>> BEGIN Data supplied

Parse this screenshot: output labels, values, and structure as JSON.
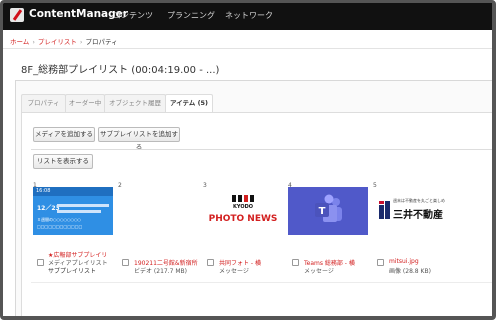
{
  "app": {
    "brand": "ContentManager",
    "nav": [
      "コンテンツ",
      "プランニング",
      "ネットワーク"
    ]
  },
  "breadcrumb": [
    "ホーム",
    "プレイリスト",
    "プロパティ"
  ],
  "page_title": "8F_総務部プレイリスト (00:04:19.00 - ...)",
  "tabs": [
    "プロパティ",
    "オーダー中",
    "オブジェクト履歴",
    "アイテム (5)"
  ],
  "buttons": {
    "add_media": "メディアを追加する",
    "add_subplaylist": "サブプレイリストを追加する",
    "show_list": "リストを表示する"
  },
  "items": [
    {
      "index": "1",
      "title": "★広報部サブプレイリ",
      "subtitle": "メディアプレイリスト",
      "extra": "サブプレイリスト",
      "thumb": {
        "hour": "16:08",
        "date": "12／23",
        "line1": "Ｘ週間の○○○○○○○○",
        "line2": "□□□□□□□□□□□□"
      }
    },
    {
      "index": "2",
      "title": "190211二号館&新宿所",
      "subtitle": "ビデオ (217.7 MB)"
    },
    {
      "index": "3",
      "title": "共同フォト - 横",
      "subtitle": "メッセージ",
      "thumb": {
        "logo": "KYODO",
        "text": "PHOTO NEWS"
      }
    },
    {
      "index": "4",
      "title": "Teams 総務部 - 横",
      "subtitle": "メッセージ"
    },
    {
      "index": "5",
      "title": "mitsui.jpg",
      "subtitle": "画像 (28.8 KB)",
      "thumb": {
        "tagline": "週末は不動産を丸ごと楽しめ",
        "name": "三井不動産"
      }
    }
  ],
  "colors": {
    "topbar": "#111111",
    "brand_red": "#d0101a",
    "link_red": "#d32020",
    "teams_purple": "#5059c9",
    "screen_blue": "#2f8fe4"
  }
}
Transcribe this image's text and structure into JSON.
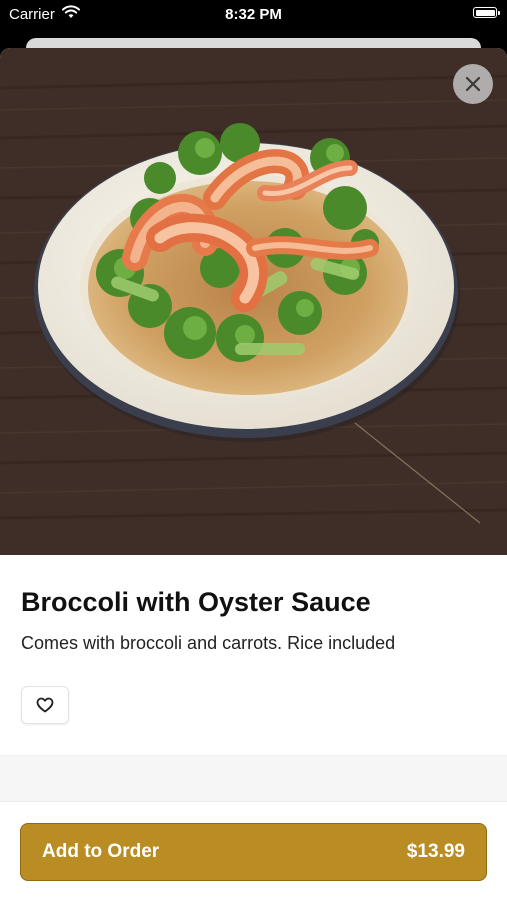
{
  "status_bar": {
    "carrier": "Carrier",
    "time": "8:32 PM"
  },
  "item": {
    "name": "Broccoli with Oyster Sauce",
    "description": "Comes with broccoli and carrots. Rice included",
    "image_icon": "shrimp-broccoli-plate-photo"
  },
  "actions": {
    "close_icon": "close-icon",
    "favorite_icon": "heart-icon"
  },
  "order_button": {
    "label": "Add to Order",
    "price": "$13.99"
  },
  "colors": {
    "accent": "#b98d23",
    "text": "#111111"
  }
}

>> END Data supplied

◆ **Short task**:
All of the records need repeating exactly, except for the pictures.

◆ **Task result**:
Parse this screenshot: output labels, values, and structure as JSON.
{
  "app": {
    "brand": "ContentManager",
    "nav": [
      "コンテンツ",
      "プランニング",
      "ネットワーク"
    ]
  },
  "breadcrumb": [
    "ホーム",
    "プレイリスト",
    "プロパティ"
  ],
  "page_title": "8F_総務部プレイリスト (00:04:19.00 - ...)",
  "tabs": [
    "プロパティ",
    "オーダー中",
    "オブジェクト履歴",
    "アイテム (5)"
  ],
  "buttons": {
    "add_media": "メディアを追加する",
    "add_subplaylist": "サブプレイリストを追加する",
    "show_list": "リストを表示する"
  },
  "items": [
    {
      "index": "1",
      "title": "★広報部サブプレイリ",
      "subtitle": "メディアプレイリスト",
      "extra": "サブプレイリスト",
      "thumb": {
        "hour": "16:08",
        "date": "12／23",
        "line1": "Ｘ週間の○○○○○○○○",
        "line2": "□□□□□□□□□□□□"
      }
    },
    {
      "index": "2",
      "title": "190211二号館&新宿所",
      "subtitle": "ビデオ (217.7 MB)"
    },
    {
      "index": "3",
      "title": "共同フォト - 横",
      "subtitle": "メッセージ",
      "thumb": {
        "logo": "KYODO",
        "text": "PHOTO NEWS"
      }
    },
    {
      "index": "4",
      "title": "Teams 総務部 - 横",
      "subtitle": "メッセージ"
    },
    {
      "index": "5",
      "title": "mitsui.jpg",
      "subtitle": "画像 (28.8 KB)",
      "thumb": {
        "tagline": "週末は不動産を丸ごと楽しめ",
        "name": "三井不動産"
      }
    }
  ],
  "colors": {
    "topbar": "#111111",
    "brand_red": "#d0101a",
    "link_red": "#d32020",
    "teams_purple": "#5059c9",
    "screen_blue": "#2f8fe4"
  }
}
Transcribe this image's text and structure into JSON.
{
  "status_bar": {
    "carrier": "Carrier",
    "time": "8:32 PM"
  },
  "item": {
    "name": "Broccoli with Oyster Sauce",
    "description": "Comes with broccoli and carrots. Rice included",
    "image_icon": "shrimp-broccoli-plate-photo"
  },
  "actions": {
    "close_icon": "close-icon",
    "favorite_icon": "heart-icon"
  },
  "order_button": {
    "label": "Add to Order",
    "price": "$13.99"
  },
  "colors": {
    "accent": "#b98d23",
    "text": "#111111"
  }
}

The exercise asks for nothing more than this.